:: RECORDS PROVIDED
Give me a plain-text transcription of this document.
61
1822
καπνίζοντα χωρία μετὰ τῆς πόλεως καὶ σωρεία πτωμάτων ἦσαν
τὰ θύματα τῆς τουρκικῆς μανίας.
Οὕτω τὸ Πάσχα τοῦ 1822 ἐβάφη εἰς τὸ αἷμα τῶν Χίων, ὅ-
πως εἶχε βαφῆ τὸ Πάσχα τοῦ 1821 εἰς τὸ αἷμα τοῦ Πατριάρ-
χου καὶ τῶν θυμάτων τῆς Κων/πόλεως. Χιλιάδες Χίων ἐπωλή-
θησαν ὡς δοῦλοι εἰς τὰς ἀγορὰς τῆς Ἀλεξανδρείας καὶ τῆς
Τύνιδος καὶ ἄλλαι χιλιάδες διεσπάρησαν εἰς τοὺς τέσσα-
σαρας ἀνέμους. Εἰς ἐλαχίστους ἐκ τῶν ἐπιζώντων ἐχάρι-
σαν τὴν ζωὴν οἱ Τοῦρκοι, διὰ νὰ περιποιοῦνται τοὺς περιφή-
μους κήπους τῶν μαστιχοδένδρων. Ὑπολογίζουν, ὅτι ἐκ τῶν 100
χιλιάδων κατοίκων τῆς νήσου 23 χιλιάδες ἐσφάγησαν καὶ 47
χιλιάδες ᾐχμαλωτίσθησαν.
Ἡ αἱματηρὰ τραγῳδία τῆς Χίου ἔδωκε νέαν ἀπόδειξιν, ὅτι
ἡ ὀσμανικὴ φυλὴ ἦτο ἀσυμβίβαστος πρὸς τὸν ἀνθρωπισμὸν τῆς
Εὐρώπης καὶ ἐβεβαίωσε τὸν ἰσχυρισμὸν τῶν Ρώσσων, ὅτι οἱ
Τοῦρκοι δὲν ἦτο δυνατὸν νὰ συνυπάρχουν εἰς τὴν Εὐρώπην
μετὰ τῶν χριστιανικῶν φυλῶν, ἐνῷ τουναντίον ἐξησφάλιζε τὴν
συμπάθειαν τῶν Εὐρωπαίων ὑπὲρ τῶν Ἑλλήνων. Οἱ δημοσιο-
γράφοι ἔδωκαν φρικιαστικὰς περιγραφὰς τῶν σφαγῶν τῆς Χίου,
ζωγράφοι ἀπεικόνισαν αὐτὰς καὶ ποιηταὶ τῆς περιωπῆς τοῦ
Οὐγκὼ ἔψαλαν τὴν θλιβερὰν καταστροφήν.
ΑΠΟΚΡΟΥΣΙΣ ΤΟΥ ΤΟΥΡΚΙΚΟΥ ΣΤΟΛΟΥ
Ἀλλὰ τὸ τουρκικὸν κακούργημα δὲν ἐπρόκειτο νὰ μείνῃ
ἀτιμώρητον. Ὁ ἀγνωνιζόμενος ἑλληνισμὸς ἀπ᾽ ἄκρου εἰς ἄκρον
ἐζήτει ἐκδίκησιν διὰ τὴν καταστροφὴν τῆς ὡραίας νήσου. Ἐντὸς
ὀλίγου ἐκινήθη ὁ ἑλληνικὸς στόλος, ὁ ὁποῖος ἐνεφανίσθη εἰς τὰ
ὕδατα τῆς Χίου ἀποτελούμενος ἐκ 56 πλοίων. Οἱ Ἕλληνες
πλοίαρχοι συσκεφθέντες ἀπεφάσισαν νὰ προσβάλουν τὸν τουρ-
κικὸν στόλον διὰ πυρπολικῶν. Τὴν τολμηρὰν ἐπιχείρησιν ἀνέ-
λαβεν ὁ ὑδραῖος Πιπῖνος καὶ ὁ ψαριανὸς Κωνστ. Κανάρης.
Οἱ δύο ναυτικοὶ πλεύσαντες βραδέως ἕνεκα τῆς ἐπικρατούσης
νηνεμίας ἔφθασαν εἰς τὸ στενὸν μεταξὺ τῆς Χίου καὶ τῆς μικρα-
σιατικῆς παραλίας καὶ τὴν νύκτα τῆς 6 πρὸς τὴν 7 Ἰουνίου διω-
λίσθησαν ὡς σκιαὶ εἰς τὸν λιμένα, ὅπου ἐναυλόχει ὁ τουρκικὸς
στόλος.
::::
■ EXERCISE AIM ■
Look through the entries and return every line where "νήσου" appears.

■ WRITTEN RESPONSE ■
χιλιάδων κατοίκων τῆς νήσου 23 χιλιάδες ἐσφάγησαν καὶ 47
ἐζήτει ἐκδίκησιν διὰ τὴν καταστροφὴν τῆς ὡραίας νήσου. Ἐντὸς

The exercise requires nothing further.